* begin Records shown *
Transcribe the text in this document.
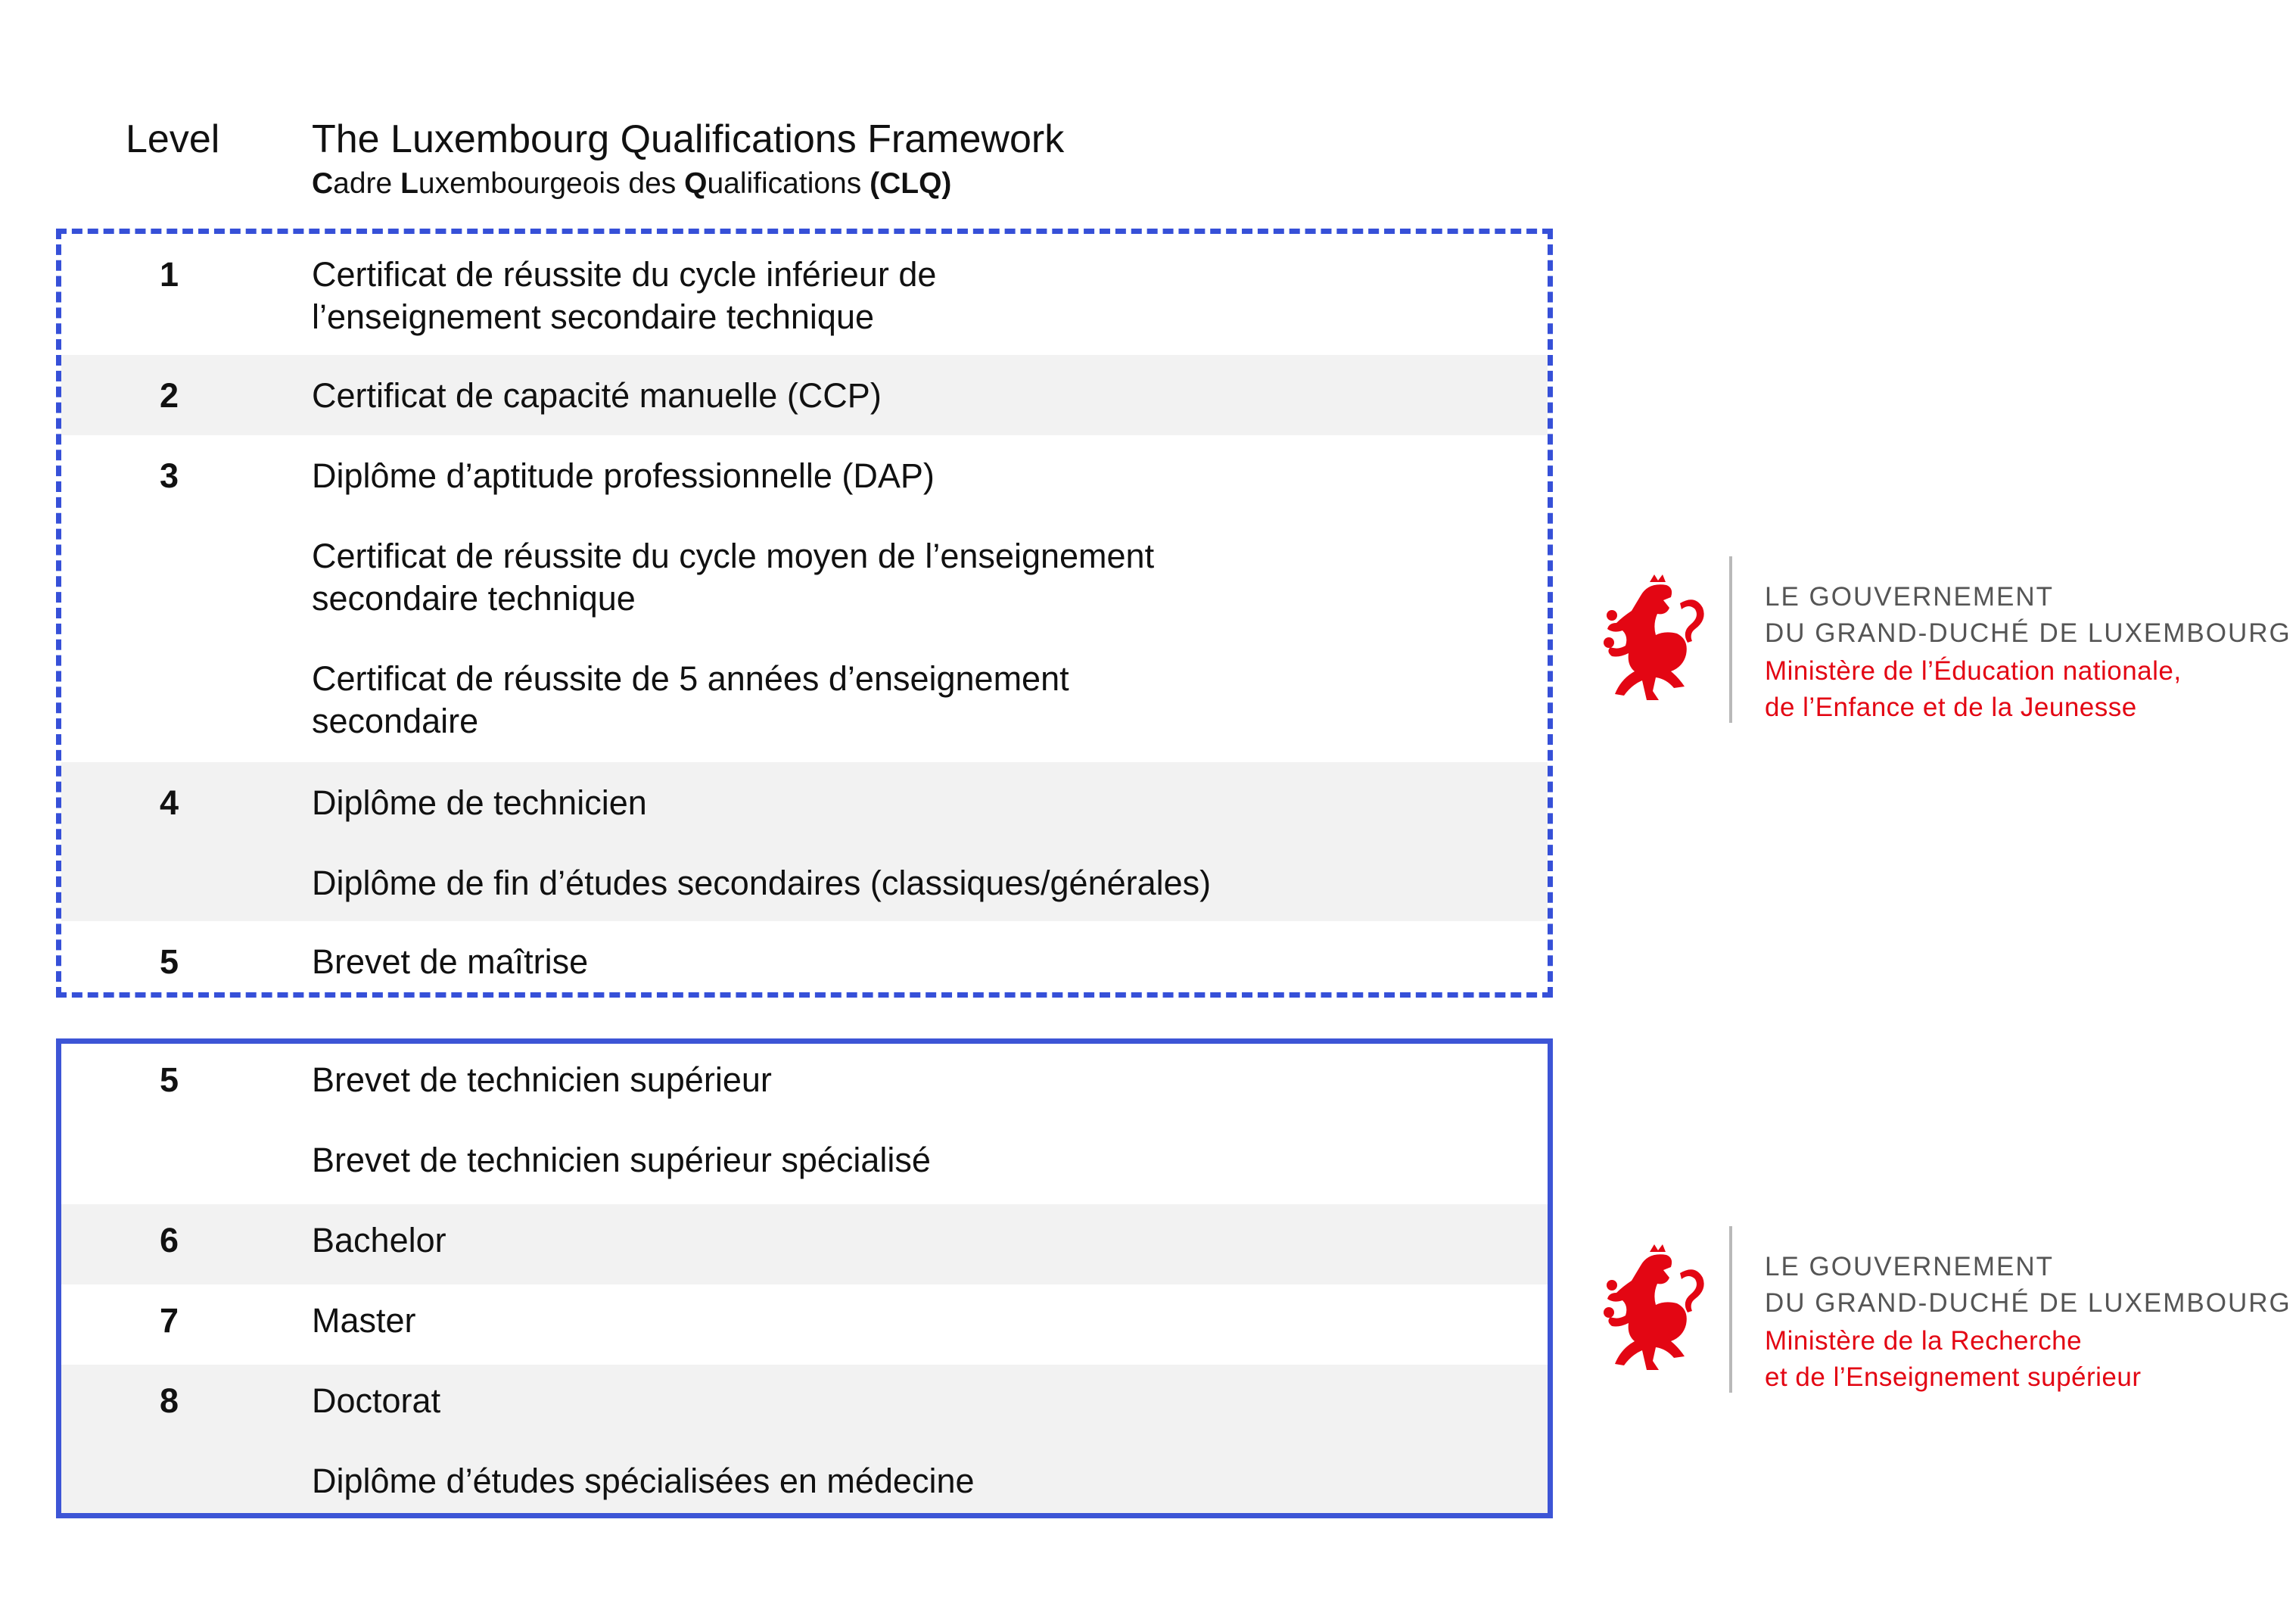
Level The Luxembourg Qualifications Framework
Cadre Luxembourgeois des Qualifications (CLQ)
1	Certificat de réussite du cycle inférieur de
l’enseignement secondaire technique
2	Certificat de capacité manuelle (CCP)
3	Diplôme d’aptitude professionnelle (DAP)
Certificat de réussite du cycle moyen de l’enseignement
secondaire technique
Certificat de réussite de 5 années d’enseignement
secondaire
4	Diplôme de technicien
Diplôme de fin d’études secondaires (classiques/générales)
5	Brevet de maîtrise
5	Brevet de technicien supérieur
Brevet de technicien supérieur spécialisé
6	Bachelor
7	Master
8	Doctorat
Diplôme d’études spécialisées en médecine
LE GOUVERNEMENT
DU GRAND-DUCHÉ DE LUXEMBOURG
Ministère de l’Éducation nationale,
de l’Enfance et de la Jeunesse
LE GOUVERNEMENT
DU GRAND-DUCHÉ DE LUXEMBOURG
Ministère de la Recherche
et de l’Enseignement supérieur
* end Records shown *
Exercise brief:
Images must not appear in the copy; reproduce everything else in the records verbatim.

Written answer:
Transcribe the text in this document.
Level The Luxembourg Qualifications Framework
Cadre Luxembourgeois des Qualifications (CLQ)
1	Certificat de réussite du cycle inférieur de
l’enseignement secondaire technique
2	Certificat de capacité manuelle (CCP)
3	Diplôme d’aptitude professionnelle (DAP)
Certificat de réussite du cycle moyen de l’enseignement
secondaire technique
Certificat de réussite de 5 années d’enseignement
secondaire
4	Diplôme de technicien
Diplôme de fin d’études secondaires (classiques/générales)
5	Brevet de maîtrise
5	Brevet de technicien supérieur
Brevet de technicien supérieur spécialisé
6	Bachelor
7	Master
8	Doctorat
Diplôme d’études spécialisées en médecine
LE GOUVERNEMENT
DU GRAND-DUCHÉ DE LUXEMBOURG
Ministère de l’Éducation nationale,
de l’Enfance et de la Jeunesse
LE GOUVERNEMENT
DU GRAND-DUCHÉ DE LUXEMBOURG
Ministère de la Recherche
et de l’Enseignement supérieur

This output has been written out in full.